- [Set problem] Report every line below that contains the string "стороны", copying each such line in full.

- [The input]
+ + + + + + +

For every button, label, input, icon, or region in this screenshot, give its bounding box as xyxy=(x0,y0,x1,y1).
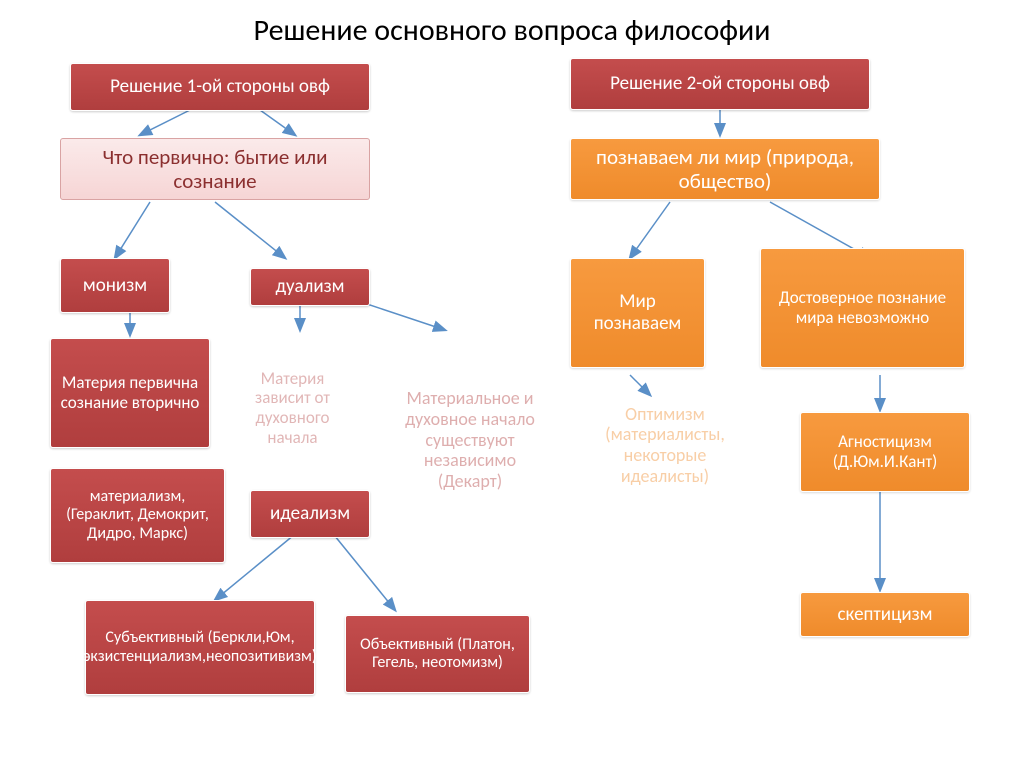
dualism-box: дуализм xyxy=(250,268,370,306)
idealism-box: идеализм xyxy=(250,490,370,538)
ghost-dualism-desc: Материальное и духовное начало существую… xyxy=(395,310,545,570)
ghost-materia-dep: Материя зависит от духовного начала xyxy=(225,318,360,498)
skepticism-box: скептицизм xyxy=(800,592,970,637)
materialism-box: материализм, (Гераклит, Демокрит, Дидро,… xyxy=(50,468,225,563)
page-title: Решение основного вопроса философии xyxy=(0,12,1024,49)
right-question: познаваем ли мир (природа, общество) xyxy=(570,138,880,200)
agnosticism-box: Агностицизм (Д.Юм.И.Кант) xyxy=(800,412,970,492)
reliable-impossible-box: Достоверное познание мира невозможно xyxy=(760,248,965,368)
left-question: Что первично: бытие или сознание xyxy=(60,138,370,200)
right-header: Решение 2-ой стороны овф xyxy=(570,58,870,110)
materia-primary-box: Материя первична сознание вторично xyxy=(50,338,210,448)
left-header: Решение 1-ой стороны овф xyxy=(70,63,370,111)
monism-box: монизм xyxy=(60,258,170,313)
subjective-box: Субъективный (Беркли,Юм, экзистенциализм… xyxy=(85,600,315,695)
objective-box: Объективный (Платон, Гегель, неотомизм) xyxy=(345,615,530,693)
world-knowable-box: Мир познаваем xyxy=(570,258,705,368)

+ + + + + + +

- [Response to this exercise]
right-header: Решение 2-ой стороны овф xyxy=(570,58,870,110)
left-header: Решение 1-ой стороны овф xyxy=(70,63,370,111)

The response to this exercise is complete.